> **Entries supplied**:

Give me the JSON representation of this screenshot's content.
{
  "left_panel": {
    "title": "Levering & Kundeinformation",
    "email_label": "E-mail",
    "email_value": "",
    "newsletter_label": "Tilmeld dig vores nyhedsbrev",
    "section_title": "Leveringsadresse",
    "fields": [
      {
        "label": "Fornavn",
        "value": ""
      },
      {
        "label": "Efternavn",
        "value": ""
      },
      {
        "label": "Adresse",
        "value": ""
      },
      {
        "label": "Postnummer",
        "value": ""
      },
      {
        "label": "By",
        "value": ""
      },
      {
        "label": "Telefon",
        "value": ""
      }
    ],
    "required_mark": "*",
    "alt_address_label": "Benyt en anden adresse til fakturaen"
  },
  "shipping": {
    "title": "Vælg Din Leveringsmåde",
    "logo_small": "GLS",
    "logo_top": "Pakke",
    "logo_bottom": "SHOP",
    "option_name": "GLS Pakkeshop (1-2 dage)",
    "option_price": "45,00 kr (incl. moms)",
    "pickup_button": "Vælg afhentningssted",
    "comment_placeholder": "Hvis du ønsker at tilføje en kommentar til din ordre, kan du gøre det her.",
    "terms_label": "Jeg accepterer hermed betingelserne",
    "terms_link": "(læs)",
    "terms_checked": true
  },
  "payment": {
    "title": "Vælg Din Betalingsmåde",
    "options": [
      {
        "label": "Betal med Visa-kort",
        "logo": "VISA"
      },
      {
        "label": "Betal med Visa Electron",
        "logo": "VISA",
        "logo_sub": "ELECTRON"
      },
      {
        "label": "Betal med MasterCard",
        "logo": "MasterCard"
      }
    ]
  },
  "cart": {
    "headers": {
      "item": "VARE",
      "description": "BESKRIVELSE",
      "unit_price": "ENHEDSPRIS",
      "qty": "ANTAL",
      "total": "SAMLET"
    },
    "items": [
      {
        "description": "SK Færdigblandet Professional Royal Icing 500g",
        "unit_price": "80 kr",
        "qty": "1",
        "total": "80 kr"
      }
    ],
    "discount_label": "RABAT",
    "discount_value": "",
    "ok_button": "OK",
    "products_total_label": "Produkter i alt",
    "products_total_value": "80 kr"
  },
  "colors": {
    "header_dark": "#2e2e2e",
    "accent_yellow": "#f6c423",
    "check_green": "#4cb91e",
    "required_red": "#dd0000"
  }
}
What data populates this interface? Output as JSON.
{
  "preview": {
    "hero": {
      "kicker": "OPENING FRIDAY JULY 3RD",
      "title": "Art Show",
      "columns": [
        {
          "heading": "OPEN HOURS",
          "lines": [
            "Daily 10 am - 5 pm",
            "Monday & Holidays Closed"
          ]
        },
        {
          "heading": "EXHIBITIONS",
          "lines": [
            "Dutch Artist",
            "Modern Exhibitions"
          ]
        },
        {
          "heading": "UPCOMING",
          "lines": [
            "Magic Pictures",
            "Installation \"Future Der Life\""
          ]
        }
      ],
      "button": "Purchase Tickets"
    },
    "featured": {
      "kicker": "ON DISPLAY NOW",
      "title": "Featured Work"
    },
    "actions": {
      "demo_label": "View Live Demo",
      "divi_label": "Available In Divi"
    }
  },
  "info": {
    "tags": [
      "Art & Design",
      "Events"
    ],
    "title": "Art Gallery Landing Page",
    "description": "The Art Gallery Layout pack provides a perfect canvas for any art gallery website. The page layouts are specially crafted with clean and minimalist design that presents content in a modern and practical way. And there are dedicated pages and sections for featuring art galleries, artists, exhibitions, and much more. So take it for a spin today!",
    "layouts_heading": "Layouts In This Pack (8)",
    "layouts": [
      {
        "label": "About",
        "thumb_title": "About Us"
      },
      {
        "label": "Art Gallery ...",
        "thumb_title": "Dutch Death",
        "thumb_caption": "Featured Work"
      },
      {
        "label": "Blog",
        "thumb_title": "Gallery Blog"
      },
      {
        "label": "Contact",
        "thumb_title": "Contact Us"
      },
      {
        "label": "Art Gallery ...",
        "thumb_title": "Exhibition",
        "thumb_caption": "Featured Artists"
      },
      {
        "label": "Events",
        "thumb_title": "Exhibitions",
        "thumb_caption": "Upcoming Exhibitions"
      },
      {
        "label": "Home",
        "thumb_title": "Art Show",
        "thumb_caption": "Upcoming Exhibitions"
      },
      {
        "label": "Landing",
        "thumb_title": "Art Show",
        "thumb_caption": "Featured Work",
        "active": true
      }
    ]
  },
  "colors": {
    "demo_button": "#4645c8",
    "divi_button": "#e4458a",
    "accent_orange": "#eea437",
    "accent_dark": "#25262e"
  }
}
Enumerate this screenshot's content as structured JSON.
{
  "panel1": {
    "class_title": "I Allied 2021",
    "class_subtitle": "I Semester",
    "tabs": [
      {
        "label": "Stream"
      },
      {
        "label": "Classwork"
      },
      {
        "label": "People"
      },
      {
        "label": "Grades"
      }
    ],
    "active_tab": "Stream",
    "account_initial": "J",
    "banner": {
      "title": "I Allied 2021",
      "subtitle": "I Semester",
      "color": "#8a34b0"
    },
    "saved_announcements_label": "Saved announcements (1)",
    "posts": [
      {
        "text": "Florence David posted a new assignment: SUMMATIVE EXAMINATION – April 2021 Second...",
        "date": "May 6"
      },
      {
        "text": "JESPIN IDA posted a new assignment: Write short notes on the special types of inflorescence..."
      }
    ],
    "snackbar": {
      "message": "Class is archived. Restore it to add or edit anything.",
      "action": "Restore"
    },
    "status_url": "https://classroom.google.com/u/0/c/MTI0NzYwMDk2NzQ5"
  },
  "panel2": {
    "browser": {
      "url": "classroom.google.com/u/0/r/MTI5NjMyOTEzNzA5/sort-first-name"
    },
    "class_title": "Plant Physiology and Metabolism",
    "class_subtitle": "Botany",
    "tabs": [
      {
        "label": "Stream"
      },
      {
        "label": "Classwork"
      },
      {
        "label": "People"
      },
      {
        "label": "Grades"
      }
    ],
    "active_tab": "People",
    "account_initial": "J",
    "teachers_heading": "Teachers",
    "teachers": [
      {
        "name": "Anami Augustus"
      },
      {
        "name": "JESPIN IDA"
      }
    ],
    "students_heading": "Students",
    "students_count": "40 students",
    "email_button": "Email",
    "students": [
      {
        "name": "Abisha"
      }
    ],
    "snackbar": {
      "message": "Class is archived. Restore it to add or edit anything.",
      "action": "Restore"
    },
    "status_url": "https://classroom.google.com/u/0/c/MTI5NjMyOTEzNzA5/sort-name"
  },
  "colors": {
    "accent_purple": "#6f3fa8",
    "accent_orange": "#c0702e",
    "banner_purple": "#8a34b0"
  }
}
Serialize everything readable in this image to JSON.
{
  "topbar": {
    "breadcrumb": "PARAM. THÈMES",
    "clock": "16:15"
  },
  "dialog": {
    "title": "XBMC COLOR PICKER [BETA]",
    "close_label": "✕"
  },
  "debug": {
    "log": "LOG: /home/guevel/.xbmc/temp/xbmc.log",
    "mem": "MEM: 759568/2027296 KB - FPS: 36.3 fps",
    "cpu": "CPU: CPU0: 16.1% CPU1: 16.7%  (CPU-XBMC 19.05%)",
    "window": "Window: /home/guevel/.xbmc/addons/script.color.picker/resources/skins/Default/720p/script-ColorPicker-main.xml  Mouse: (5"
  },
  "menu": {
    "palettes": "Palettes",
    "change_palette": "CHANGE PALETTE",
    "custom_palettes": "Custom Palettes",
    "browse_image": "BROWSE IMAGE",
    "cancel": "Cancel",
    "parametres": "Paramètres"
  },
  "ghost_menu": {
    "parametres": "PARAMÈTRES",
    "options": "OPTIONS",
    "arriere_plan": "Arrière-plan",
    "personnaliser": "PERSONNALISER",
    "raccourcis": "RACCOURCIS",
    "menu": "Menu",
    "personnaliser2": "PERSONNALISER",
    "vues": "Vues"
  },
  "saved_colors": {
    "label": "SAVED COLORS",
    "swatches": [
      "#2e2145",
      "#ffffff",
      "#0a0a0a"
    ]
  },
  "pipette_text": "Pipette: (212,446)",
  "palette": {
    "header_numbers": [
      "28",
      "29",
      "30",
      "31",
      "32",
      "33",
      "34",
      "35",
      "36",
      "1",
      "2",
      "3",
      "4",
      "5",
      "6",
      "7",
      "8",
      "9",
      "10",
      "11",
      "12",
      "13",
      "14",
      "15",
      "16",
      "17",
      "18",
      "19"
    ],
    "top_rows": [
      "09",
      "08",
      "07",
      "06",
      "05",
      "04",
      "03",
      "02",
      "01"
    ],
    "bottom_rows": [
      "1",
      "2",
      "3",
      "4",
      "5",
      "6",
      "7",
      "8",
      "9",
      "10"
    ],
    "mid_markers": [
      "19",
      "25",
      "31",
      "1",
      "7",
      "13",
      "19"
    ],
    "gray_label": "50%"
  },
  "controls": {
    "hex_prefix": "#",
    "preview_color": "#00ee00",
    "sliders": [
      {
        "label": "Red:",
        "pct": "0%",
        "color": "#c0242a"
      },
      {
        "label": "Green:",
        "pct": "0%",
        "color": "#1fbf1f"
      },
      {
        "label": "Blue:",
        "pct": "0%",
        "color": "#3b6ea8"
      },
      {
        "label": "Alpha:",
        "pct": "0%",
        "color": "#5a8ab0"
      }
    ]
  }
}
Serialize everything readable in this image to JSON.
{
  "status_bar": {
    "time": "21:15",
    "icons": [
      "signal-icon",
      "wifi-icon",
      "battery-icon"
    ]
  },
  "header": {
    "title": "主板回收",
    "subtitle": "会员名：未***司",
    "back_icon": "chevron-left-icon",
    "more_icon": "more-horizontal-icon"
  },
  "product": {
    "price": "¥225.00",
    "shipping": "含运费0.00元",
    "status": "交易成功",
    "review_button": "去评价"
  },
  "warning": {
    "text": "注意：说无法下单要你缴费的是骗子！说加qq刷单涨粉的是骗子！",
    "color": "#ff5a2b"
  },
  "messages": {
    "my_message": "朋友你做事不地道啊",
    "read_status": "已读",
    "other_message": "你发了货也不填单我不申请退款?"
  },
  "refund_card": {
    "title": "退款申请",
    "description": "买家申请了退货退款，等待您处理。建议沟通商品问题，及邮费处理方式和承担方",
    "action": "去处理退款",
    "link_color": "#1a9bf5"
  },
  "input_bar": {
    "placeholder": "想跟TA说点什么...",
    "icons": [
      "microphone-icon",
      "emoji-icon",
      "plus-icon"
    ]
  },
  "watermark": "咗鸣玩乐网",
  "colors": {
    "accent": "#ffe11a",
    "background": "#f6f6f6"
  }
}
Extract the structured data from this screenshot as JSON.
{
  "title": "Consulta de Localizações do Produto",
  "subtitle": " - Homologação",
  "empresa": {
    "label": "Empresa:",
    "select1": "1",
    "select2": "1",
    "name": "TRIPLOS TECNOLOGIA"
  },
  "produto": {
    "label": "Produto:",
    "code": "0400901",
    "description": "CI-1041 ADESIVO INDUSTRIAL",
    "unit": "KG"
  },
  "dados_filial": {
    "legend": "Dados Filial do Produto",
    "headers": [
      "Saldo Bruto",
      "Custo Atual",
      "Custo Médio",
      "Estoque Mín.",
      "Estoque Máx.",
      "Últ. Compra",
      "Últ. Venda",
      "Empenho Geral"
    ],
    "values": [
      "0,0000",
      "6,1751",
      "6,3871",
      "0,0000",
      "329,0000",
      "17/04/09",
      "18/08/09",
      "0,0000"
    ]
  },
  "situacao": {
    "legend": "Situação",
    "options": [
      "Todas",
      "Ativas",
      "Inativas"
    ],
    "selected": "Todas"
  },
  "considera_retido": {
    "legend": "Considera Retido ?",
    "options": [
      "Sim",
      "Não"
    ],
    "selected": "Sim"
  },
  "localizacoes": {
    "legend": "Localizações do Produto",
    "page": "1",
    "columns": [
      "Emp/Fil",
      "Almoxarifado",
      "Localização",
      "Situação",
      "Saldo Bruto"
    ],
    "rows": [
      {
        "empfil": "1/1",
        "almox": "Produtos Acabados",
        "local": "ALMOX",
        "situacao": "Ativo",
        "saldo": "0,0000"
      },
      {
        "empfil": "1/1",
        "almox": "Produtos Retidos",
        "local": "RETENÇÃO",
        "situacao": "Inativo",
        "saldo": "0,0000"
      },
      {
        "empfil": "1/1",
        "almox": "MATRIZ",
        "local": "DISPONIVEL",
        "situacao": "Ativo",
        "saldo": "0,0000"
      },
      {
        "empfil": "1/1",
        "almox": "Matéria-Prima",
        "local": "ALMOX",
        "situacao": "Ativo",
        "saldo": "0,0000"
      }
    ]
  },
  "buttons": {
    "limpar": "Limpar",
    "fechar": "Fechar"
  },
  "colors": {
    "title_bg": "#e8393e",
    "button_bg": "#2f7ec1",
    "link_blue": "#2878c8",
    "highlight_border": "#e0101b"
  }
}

> **Requirement**:
Of all the lines in the listing above, how many contain the word "Contact"? Answer with the number alone.

> **Result of this exercise**:
2